TO DO: Tally the lines holding the string "Refex" and reply with that number alone.

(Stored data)
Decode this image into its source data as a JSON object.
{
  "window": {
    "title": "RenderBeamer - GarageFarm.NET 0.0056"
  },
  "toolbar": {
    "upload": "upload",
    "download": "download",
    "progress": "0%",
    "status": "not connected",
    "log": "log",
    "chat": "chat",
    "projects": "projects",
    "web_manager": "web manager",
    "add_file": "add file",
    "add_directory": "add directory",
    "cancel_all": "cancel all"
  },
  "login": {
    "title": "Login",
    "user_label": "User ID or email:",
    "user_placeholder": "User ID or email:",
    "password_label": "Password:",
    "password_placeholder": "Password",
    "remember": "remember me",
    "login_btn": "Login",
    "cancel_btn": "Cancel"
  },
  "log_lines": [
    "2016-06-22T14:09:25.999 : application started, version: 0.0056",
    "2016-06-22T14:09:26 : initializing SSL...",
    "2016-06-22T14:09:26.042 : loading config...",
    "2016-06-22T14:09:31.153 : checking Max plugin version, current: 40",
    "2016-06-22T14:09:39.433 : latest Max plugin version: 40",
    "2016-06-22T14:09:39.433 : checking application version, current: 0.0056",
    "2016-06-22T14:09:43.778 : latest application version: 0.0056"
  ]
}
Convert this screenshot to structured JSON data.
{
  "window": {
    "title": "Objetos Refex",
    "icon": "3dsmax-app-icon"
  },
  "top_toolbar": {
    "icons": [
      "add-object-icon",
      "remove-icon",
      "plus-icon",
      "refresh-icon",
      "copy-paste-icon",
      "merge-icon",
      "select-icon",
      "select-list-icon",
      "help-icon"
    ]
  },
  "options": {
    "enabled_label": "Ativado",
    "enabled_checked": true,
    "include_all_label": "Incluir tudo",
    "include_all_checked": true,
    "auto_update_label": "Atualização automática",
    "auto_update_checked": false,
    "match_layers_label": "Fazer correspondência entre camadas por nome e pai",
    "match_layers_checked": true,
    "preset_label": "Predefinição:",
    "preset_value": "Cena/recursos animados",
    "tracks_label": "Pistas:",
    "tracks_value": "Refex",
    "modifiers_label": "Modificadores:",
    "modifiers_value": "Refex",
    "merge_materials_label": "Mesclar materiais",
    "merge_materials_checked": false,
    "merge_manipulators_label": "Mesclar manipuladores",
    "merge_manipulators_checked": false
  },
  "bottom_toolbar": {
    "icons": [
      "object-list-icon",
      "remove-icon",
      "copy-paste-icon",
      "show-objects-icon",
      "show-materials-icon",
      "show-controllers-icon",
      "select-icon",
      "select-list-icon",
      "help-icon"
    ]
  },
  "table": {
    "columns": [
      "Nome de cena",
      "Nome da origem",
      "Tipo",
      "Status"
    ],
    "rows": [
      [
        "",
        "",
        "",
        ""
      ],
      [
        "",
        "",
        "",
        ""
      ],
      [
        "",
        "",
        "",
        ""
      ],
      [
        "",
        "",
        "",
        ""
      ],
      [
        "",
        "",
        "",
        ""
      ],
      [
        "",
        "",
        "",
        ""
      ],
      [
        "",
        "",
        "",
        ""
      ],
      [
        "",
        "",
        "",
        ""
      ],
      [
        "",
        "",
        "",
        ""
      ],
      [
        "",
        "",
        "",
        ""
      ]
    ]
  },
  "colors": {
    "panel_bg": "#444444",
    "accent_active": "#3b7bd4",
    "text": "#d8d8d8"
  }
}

TASK RESULT: 3